What you should do
Below are some records. Pull every line that contains the word "description".

Given records
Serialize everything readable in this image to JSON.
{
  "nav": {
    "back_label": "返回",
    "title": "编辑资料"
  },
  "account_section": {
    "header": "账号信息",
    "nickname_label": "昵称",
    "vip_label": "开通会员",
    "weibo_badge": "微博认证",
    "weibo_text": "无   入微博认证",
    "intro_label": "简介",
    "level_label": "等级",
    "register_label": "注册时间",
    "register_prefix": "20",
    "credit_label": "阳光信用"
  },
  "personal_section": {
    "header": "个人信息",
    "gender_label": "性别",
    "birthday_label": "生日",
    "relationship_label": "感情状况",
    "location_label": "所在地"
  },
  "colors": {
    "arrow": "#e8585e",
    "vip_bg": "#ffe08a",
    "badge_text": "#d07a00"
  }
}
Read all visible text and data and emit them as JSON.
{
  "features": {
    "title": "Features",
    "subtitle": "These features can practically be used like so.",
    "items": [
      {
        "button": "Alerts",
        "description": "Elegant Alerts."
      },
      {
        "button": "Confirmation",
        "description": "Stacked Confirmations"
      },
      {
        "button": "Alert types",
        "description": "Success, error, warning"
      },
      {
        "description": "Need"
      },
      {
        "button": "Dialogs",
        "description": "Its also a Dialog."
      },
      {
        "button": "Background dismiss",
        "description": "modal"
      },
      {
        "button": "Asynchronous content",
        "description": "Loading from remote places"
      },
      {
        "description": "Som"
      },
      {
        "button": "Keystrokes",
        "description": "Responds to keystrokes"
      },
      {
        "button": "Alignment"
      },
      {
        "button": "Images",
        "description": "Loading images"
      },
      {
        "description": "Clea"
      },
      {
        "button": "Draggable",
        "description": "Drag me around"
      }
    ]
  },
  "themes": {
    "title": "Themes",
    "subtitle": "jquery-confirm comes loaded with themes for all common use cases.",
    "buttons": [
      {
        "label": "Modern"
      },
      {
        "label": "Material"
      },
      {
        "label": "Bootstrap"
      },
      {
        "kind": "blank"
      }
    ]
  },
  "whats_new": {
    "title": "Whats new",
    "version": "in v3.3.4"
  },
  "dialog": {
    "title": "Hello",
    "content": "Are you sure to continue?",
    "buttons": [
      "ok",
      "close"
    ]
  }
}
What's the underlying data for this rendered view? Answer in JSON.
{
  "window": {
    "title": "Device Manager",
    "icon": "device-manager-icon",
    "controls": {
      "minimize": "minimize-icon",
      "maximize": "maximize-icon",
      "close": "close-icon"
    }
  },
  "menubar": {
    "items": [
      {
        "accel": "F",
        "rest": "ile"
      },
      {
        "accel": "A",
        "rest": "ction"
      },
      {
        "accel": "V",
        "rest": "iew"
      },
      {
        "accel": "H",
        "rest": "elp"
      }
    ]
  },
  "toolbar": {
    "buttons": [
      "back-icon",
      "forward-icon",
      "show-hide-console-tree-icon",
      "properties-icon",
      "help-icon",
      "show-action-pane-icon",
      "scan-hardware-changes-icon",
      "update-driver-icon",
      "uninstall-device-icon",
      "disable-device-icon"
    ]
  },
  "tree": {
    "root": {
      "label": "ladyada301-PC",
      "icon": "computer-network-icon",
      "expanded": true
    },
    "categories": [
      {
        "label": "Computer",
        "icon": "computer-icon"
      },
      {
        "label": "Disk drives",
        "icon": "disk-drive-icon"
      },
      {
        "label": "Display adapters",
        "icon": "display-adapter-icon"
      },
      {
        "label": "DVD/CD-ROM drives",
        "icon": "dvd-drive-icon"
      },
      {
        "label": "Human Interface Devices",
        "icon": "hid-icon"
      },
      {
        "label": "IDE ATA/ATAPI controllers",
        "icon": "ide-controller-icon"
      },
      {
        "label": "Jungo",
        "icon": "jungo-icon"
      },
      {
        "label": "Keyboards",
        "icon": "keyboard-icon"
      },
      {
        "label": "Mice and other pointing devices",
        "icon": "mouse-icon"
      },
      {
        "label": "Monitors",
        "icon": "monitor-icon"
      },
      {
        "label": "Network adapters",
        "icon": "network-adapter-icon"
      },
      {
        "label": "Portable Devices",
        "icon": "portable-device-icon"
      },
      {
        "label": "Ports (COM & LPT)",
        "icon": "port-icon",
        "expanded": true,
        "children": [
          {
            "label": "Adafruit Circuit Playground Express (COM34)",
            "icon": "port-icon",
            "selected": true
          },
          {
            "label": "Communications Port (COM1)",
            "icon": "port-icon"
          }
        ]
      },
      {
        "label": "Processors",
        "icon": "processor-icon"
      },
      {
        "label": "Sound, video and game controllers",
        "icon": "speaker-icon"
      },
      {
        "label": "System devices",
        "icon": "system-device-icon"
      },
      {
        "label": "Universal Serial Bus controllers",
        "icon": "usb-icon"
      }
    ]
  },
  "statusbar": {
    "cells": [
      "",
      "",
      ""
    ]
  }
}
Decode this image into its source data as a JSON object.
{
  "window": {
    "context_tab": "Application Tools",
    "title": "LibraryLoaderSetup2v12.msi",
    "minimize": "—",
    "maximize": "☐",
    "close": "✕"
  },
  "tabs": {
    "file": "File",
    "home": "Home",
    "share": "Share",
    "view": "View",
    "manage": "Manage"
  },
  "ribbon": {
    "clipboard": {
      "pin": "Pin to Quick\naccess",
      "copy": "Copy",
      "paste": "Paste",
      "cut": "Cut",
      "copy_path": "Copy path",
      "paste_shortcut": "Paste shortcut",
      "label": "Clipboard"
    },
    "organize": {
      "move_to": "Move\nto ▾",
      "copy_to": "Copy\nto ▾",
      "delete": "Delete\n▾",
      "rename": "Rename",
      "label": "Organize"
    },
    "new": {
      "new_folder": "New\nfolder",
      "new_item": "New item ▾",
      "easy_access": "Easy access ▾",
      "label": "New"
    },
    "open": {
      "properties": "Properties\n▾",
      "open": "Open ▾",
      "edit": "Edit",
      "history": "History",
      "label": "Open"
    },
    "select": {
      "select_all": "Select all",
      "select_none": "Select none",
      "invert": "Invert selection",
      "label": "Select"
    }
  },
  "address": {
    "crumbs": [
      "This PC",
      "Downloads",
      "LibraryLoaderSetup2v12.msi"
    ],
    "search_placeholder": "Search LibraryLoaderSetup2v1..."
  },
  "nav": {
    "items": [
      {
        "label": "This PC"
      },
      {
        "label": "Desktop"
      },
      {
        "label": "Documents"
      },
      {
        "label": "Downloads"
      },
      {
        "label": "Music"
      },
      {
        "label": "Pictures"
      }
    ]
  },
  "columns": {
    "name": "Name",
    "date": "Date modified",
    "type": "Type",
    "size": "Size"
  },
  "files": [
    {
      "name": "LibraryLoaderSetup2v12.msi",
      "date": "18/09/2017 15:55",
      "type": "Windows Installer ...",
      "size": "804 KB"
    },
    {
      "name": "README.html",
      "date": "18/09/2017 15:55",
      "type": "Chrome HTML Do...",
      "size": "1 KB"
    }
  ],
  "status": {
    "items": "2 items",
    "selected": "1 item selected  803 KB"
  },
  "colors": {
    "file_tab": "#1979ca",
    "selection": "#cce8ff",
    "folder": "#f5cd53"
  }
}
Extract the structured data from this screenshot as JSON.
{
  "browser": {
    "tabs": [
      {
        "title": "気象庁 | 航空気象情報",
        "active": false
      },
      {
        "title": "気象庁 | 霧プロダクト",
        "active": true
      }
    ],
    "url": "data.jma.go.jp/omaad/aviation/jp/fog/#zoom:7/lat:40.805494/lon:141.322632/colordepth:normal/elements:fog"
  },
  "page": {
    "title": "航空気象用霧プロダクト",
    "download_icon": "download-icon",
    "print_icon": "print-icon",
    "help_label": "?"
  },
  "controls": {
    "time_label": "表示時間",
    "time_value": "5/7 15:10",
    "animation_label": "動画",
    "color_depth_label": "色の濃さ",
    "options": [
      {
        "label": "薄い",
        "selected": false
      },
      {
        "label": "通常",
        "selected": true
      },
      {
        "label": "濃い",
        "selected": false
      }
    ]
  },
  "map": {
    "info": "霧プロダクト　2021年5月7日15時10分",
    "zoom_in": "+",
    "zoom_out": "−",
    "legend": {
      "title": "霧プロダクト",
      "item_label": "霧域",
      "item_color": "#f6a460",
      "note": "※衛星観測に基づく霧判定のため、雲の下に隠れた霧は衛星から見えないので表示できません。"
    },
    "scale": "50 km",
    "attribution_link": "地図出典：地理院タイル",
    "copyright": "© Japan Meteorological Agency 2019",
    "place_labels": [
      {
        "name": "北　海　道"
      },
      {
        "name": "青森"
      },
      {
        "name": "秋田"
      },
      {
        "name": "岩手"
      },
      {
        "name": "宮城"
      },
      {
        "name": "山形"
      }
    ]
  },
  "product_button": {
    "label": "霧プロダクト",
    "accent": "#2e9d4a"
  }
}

Complete answer
        "description": "Elegant Alerts."
        "description": "Stacked Confirmations"
        "description": "Success, error, warning"
        "description": "Need"
        "description": "Its also a Dialog."
        "description": "modal"
        "description": "Loading from remote places"
        "description": "Som"
        "description": "Responds to keystrokes"
        "description": "Loading images"
        "description": "Clea"
        "description": "Drag me around"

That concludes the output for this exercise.